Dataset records
=-=-=
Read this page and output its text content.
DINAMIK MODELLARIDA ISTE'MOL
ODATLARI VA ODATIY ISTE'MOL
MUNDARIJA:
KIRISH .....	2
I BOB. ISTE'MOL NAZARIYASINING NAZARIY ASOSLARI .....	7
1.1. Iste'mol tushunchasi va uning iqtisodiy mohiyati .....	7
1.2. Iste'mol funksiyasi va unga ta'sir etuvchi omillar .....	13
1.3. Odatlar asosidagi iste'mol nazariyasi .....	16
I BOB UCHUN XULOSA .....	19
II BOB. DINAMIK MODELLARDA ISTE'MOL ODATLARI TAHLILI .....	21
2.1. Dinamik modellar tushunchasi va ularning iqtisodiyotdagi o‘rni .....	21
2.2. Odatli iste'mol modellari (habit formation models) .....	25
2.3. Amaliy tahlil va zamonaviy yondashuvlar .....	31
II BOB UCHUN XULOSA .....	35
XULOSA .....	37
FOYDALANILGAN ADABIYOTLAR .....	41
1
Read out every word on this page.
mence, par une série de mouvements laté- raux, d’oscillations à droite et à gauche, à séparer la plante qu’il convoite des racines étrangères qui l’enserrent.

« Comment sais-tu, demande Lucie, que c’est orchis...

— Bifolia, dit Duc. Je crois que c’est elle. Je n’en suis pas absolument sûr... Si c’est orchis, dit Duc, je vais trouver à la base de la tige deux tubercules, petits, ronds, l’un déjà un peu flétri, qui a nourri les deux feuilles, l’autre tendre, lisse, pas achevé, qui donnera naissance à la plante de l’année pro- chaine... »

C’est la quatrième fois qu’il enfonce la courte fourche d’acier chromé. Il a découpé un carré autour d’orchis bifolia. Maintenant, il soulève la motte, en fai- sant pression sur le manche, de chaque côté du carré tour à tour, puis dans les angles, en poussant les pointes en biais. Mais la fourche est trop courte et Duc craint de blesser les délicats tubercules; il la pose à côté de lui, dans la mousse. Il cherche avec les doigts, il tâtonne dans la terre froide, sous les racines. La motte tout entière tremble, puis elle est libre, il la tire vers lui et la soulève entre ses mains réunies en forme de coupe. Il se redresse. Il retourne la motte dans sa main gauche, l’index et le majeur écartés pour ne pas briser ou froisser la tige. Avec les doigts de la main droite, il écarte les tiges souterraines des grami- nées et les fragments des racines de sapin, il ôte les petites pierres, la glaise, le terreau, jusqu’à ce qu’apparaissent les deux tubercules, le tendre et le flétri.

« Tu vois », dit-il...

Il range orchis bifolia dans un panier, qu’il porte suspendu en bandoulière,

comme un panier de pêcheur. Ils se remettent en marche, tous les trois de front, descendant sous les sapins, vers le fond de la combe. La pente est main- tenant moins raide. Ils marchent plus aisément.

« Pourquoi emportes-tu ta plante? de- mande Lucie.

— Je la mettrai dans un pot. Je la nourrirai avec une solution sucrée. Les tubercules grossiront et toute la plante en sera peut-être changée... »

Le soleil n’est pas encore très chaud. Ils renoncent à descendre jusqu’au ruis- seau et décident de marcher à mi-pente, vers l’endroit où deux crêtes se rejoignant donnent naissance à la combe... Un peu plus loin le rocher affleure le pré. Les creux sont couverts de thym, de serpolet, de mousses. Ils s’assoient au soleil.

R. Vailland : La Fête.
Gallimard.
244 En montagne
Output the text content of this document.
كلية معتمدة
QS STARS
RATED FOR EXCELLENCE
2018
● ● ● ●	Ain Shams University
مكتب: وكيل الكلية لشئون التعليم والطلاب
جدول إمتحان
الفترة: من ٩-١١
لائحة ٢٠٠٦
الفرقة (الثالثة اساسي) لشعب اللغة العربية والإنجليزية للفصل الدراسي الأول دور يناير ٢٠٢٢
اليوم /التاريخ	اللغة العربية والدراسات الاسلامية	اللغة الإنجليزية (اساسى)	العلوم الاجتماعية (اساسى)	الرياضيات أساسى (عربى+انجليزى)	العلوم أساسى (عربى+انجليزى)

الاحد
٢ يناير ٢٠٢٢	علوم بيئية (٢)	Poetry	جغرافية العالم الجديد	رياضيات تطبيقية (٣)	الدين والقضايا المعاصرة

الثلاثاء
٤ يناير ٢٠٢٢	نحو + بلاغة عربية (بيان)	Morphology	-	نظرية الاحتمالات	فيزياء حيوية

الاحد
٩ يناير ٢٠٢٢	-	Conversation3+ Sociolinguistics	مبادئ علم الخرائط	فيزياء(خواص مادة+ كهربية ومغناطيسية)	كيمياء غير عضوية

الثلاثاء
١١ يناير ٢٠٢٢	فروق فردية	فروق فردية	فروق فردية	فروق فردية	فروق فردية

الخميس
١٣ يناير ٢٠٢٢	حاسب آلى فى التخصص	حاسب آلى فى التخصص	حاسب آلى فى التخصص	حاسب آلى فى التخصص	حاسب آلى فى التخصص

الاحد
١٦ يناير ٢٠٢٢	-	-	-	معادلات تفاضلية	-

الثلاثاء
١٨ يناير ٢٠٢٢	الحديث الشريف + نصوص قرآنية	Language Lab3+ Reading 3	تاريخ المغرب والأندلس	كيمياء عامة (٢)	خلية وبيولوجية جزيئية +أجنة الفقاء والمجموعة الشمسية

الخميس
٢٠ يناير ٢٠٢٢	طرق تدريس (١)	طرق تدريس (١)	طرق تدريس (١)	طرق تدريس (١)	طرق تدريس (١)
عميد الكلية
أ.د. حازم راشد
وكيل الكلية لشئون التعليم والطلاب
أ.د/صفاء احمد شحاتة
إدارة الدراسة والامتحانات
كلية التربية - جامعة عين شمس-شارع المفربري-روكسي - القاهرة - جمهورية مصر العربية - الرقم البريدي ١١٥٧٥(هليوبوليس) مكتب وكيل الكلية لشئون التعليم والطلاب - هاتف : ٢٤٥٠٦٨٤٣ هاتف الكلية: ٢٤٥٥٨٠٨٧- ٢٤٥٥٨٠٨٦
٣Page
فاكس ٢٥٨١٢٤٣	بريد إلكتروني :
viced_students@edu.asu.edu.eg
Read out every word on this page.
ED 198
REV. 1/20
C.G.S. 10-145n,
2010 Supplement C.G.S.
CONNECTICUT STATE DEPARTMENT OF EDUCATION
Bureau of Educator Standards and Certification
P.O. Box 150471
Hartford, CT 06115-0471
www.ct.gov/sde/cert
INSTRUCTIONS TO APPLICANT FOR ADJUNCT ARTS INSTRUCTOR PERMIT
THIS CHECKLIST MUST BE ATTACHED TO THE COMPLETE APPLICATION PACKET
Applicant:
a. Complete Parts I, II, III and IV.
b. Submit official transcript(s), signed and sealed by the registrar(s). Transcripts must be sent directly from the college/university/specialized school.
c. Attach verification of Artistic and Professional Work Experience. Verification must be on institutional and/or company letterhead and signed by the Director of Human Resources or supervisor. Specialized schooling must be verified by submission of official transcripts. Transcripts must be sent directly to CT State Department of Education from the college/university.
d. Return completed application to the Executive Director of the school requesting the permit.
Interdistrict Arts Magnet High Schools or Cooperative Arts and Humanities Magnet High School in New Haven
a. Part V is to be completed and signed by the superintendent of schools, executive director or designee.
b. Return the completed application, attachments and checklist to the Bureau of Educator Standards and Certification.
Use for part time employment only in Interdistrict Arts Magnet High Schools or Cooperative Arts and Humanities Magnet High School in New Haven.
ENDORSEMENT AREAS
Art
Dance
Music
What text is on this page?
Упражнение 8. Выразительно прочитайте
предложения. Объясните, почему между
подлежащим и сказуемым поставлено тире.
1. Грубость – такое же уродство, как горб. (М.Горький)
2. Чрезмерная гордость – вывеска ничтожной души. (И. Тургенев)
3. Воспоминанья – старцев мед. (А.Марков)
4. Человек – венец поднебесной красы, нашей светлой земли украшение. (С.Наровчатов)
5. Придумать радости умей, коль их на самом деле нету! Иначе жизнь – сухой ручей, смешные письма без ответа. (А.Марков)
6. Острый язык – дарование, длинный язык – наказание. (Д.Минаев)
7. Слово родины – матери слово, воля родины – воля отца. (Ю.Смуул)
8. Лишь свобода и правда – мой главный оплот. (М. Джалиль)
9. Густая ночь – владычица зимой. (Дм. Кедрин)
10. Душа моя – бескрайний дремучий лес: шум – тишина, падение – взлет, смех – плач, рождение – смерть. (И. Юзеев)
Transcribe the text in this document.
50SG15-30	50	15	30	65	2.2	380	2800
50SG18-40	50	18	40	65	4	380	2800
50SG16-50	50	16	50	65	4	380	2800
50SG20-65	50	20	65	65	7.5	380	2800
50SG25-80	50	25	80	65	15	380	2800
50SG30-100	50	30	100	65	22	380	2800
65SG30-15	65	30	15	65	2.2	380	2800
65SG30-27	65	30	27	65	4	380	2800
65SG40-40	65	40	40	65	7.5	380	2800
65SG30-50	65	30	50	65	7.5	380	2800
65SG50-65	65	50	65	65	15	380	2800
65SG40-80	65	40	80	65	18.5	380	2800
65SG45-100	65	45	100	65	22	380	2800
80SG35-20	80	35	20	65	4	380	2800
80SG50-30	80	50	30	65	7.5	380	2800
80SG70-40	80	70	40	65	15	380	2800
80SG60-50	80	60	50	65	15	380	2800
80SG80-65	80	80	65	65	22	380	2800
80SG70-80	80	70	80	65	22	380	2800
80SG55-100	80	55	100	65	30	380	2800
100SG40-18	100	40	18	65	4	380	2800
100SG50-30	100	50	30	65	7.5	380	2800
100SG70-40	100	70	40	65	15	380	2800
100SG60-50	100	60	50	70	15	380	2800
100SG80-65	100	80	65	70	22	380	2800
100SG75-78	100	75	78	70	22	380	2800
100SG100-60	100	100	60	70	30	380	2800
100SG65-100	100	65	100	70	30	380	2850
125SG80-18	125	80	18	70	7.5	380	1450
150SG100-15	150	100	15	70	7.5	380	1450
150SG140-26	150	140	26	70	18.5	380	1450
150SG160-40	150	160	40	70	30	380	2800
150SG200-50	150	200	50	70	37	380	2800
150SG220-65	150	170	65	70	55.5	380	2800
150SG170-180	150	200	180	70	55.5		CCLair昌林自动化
=-=-=
**Aim**
From the entries above, copy every line that holds the word "content".

**Reply to the task**
Read this page and output its text content.
Output the text content of this document.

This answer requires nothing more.